> **Task details**
Repeat the listing beneath this line exactly, keeping every character.

[Dataset extract]

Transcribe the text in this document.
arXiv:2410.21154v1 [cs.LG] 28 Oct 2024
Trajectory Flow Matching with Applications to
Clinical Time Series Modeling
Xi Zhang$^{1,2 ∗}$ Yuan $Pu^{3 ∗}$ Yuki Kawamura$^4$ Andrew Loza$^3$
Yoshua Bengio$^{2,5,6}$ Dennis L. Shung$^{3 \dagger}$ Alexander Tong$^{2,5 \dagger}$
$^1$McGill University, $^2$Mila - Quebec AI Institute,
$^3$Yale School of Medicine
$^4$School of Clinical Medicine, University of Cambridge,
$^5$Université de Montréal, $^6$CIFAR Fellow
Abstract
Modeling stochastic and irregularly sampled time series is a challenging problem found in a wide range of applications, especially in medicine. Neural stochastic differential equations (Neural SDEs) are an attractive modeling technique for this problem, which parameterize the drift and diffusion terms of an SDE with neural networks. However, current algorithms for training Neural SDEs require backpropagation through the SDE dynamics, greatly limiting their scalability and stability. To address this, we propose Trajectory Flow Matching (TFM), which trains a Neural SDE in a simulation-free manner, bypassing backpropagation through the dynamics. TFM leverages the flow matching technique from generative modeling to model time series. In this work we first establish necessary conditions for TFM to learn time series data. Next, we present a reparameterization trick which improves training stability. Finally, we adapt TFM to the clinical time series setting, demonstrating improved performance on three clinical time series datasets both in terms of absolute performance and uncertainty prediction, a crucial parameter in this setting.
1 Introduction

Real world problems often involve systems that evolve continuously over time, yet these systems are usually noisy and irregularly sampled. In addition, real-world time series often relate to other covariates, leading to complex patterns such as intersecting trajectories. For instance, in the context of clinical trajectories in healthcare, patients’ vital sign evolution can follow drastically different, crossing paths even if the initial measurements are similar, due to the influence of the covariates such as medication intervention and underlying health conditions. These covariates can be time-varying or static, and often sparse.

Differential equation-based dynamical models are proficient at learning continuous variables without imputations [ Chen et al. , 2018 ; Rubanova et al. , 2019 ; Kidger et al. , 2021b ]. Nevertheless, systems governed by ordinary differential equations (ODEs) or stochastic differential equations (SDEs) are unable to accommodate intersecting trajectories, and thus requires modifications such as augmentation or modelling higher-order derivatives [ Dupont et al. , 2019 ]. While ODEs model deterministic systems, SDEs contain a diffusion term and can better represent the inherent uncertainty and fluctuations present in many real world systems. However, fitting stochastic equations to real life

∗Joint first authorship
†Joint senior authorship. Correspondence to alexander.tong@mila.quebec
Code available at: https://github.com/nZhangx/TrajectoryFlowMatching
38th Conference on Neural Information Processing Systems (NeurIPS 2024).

[/Dataset extract]

> **Solution to the problem**
Transcribe the text in this document.
arXiv:2410.21154v1 [cs.LG] 28 Oct 2024
Trajectory Flow Matching with Applications to
Clinical Time Series Modeling
Xi Zhang$^{1,2 ∗}$ Yuan $Pu^{3 ∗}$ Yuki Kawamura$^4$ Andrew Loza$^3$
Yoshua Bengio$^{2,5,6}$ Dennis L. Shung$^{3 \dagger}$ Alexander Tong$^{2,5 \dagger}$
$^1$McGill University, $^2$Mila - Quebec AI Institute,
$^3$Yale School of Medicine
$^4$School of Clinical Medicine, University of Cambridge,
$^5$Université de Montréal, $^6$CIFAR Fellow
Abstract
Modeling stochastic and irregularly sampled time series is a challenging problem found in a wide range of applications, especially in medicine. Neural stochastic differential equations (Neural SDEs) are an attractive modeling technique for this problem, which parameterize the drift and diffusion terms of an SDE with neural networks. However, current algorithms for training Neural SDEs require backpropagation through the SDE dynamics, greatly limiting their scalability and stability. To address this, we propose Trajectory Flow Matching (TFM), which trains a Neural SDE in a simulation-free manner, bypassing backpropagation through the dynamics. TFM leverages the flow matching technique from generative modeling to model time series. In this work we first establish necessary conditions for TFM to learn time series data. Next, we present a reparameterization trick which improves training stability. Finally, we adapt TFM to the clinical time series setting, demonstrating improved performance on three clinical time series datasets both in terms of absolute performance and uncertainty prediction, a crucial parameter in this setting.
1 Introduction

Real world problems often involve systems that evolve continuously over time, yet these systems are usually noisy and irregularly sampled. In addition, real-world time series often relate to other covariates, leading to complex patterns such as intersecting trajectories. For instance, in the context of clinical trajectories in healthcare, patients’ vital sign evolution can follow drastically different, crossing paths even if the initial measurements are similar, due to the influence of the covariates such as medication intervention and underlying health conditions. These covariates can be time-varying or static, and often sparse.

Differential equation-based dynamical models are proficient at learning continuous variables without imputations [ Chen et al. , 2018 ; Rubanova et al. , 2019 ; Kidger et al. , 2021b ]. Nevertheless, systems governed by ordinary differential equations (ODEs) or stochastic differential equations (SDEs) are unable to accommodate intersecting trajectories, and thus requires modifications such as augmentation or modelling higher-order derivatives [ Dupont et al. , 2019 ]. While ODEs model deterministic systems, SDEs contain a diffusion term and can better represent the inherent uncertainty and fluctuations present in many real world systems. However, fitting stochastic equations to real life

∗Joint first authorship
†Joint senior authorship. Correspondence to alexander.tong@mila.quebec
Code available at: https://github.com/nZhangx/TrajectoryFlowMatching
38th Conference on Neural Information Processing Systems (NeurIPS 2024).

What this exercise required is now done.